**DIRECTIONS FOR THIS TASK:**
Below are some entries. Work out how many of their lines hold the word "with", and write that number alone.

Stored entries
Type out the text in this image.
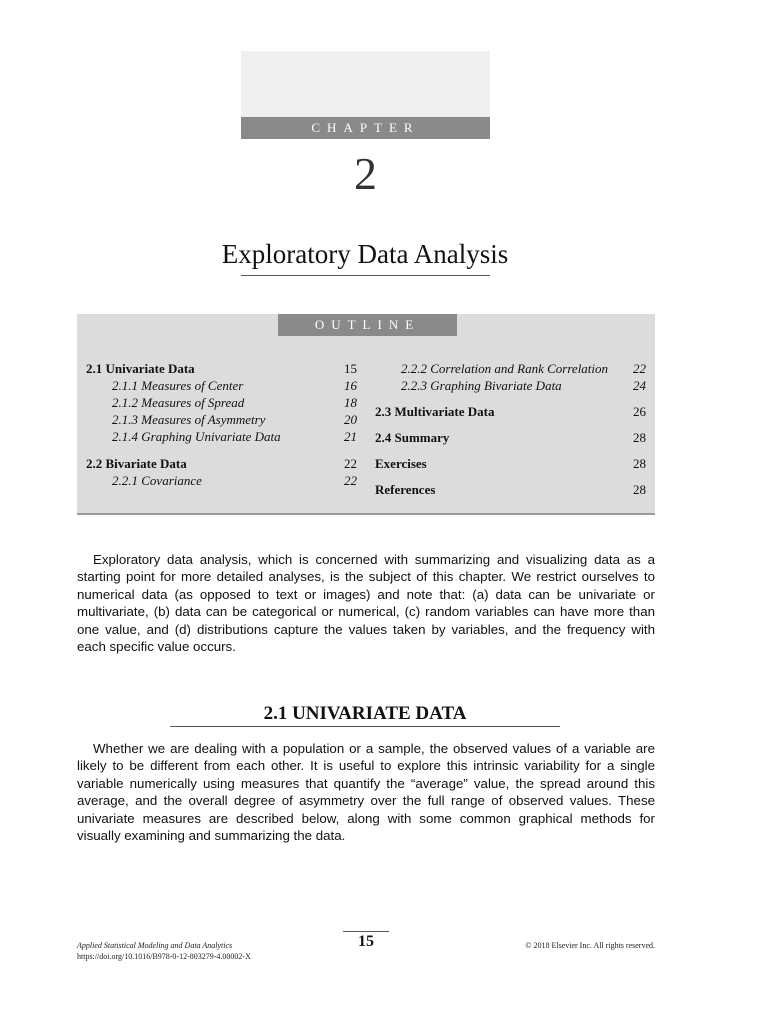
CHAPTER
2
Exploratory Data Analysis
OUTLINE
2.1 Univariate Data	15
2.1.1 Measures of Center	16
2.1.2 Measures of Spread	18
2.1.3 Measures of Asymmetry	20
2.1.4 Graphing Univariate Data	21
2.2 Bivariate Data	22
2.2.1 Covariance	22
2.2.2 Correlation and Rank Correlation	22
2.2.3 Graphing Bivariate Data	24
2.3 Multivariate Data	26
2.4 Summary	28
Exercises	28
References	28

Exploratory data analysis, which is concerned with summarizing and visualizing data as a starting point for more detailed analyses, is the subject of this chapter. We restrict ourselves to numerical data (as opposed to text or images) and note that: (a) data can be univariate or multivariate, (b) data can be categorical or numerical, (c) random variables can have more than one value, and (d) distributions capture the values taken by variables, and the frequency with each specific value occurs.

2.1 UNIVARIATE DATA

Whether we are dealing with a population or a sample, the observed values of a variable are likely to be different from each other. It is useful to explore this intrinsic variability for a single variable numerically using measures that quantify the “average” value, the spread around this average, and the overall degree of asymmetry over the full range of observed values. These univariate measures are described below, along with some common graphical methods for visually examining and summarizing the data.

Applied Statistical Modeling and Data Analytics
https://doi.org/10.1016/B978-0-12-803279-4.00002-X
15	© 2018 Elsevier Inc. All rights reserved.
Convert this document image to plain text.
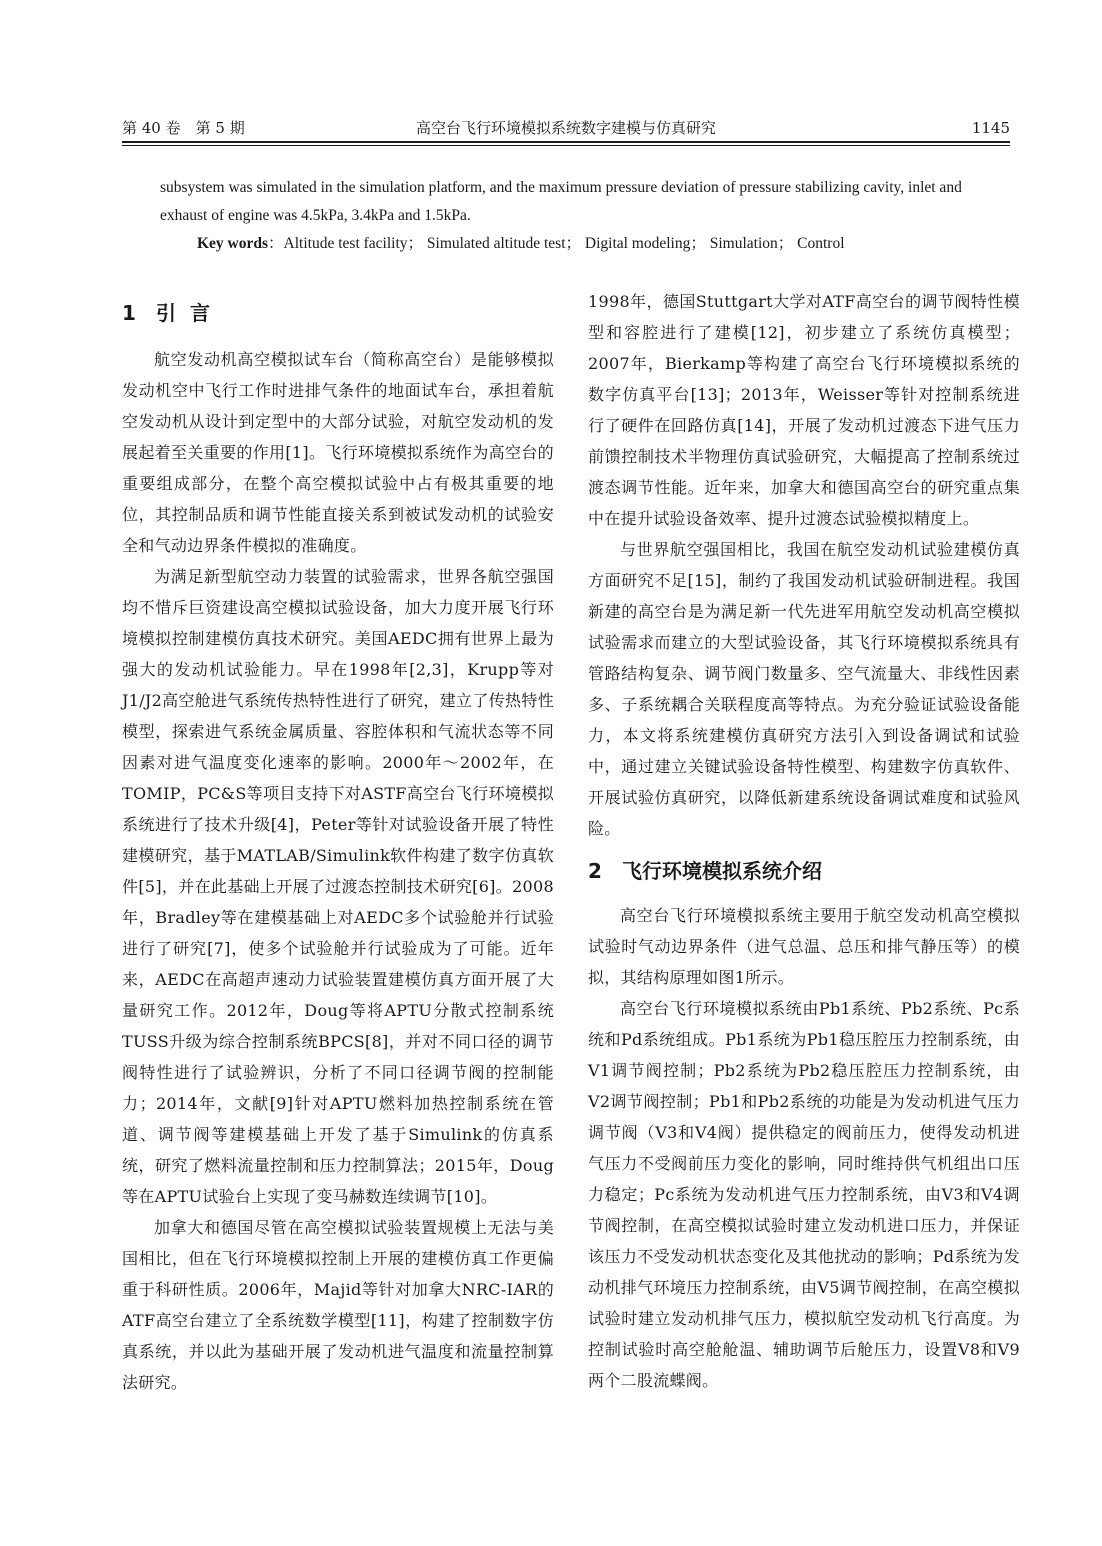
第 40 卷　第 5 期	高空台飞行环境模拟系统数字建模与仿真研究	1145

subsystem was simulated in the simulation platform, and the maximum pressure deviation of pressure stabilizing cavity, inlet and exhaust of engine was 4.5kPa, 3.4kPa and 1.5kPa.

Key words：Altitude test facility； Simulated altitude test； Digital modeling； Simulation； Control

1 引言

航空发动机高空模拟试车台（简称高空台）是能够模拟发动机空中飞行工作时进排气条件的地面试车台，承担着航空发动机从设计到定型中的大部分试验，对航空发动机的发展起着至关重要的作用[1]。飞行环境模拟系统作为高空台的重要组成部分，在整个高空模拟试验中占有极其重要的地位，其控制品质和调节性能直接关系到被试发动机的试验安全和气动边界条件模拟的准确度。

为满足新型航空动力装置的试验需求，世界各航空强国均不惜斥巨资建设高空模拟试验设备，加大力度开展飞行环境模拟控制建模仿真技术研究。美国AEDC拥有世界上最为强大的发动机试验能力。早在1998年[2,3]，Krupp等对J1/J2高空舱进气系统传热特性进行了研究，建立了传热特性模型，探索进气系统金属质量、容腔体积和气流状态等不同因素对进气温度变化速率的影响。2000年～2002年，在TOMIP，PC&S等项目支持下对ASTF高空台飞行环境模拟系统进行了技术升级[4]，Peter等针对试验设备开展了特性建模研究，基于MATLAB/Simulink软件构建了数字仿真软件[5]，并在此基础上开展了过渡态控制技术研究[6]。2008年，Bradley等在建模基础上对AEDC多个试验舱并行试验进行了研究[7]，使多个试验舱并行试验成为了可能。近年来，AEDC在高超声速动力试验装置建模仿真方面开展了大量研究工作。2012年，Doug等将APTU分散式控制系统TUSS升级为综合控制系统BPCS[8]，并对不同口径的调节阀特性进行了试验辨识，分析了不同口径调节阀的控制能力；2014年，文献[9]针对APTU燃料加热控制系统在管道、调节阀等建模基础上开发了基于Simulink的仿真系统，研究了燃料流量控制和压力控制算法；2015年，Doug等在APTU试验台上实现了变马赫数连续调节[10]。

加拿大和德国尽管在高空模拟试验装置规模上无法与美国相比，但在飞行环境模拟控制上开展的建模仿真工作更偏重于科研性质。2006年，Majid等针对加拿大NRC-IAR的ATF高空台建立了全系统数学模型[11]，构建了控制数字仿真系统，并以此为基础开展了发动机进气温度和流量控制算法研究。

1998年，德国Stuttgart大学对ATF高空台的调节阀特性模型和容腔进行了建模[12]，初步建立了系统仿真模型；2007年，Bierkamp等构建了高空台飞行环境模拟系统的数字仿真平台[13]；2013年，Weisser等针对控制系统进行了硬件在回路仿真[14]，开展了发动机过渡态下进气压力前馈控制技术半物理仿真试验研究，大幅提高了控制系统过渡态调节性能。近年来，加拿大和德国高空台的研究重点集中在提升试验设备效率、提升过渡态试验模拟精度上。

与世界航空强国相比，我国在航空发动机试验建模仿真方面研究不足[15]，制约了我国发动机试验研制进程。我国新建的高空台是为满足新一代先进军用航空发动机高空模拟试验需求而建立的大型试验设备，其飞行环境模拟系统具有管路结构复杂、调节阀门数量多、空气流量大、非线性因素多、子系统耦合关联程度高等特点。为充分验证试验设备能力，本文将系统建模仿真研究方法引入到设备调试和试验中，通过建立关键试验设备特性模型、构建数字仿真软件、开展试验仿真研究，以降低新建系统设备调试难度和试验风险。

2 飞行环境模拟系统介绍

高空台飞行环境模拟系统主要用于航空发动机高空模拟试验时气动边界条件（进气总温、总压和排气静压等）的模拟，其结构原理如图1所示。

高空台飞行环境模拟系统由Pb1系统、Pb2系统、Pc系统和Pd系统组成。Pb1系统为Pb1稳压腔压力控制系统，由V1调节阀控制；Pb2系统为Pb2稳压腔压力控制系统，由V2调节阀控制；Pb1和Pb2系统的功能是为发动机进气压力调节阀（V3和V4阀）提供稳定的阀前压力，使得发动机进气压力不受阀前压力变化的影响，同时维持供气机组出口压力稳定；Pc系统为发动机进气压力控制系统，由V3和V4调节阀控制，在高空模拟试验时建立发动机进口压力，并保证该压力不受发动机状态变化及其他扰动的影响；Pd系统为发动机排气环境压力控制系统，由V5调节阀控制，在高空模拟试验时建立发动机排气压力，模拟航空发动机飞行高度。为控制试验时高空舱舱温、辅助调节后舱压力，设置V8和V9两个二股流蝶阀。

**FINAL RESULT:**
2